***** Given text
Outputs And Metrics

Each run creates a directory named by a short run ID under outputs/<task>/<run_id>/. Run-ID folders keep paths compact; the full set of choices for the run lives in config.json and in the runs metrics table.

outputs/
  policy-sentiment/
    a1b2c3d4/
      output.csv
      config.json
      classification_reports.txt
      emissions.csv
      timing_data.json
      char_counts.json
      reasoning_traces.jsonl
  metrics/
    policy-sentiment_metrics_log.csv
    policy-sentiment_metrics_log_runs.csv

Per-Run Files

output.csv: Row-level model annotations.
config.json: The full run configuration — model, prompt, sampling, chat mode, reasoning, and task paths — so a run-ID folder can always be traced back to its settings.
classification_reports.txt: Human-readable evaluation summaries by annotation field.
emissions.csv: CodeCarbon energy and emissions output.
timing_data.json: Total inference time, average inference time, and request counts.
char_counts.json: Total input and output characters sent to and returned from the model.
reasoning_traces.jsonl: One record per query capturing the model’s reasoning content, when the model returns it (see Model reasoning).

Tidy Metrics Tables

Aggregate metrics are written as two linked tidy tables:

<task>_metrics_log.csv: The long table — one row per (run_id, annotation column, annotation type, metric) with the metric value.
**********
***** Entries provided
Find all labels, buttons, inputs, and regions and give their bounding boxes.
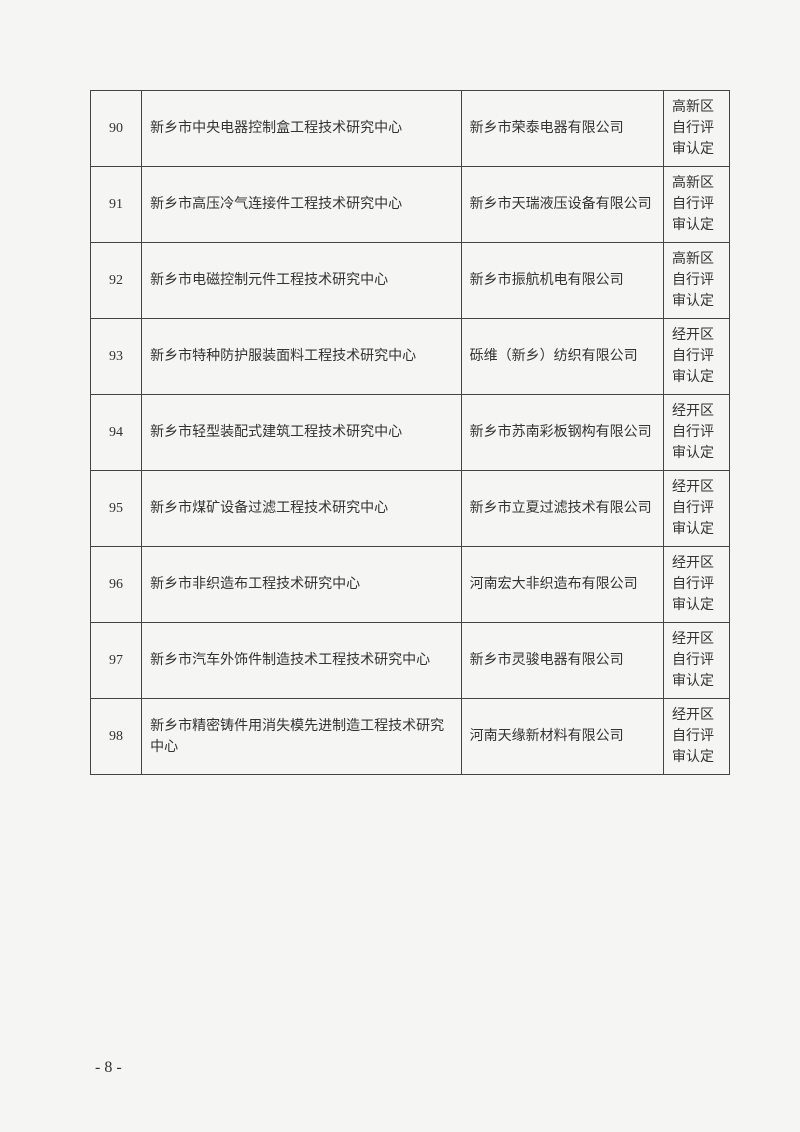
**********
***** Entries provided
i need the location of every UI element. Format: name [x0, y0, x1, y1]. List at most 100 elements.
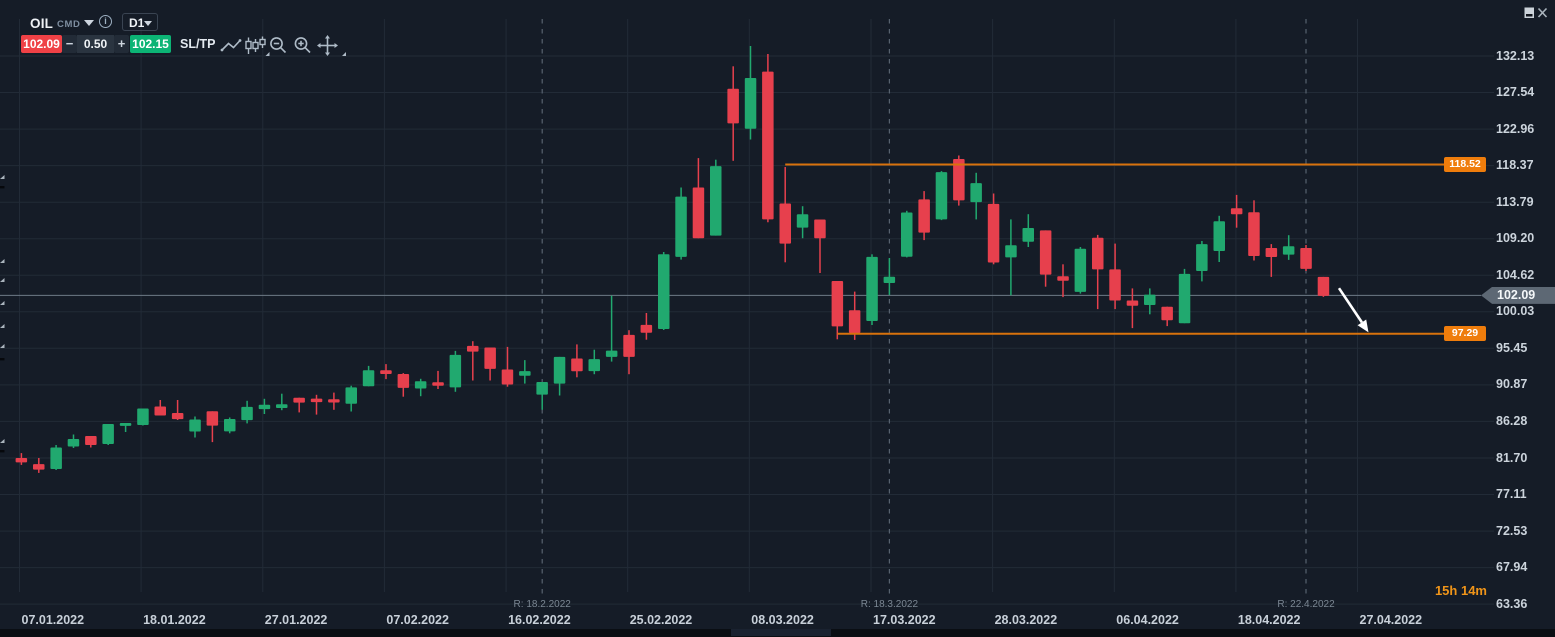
**********
| Directions for this task |
Copy the passage of the outputs and metrics text from "emissions.csv: CodeCarbon energy" to "from the model.", word for word.

| Answer to this problem |
emissions.csv: CodeCarbon energy and emissions output.
timing_data.json: Total inference time, average inference time, and request counts.
char_counts.json: Total input and output characters sent to and returned from the model.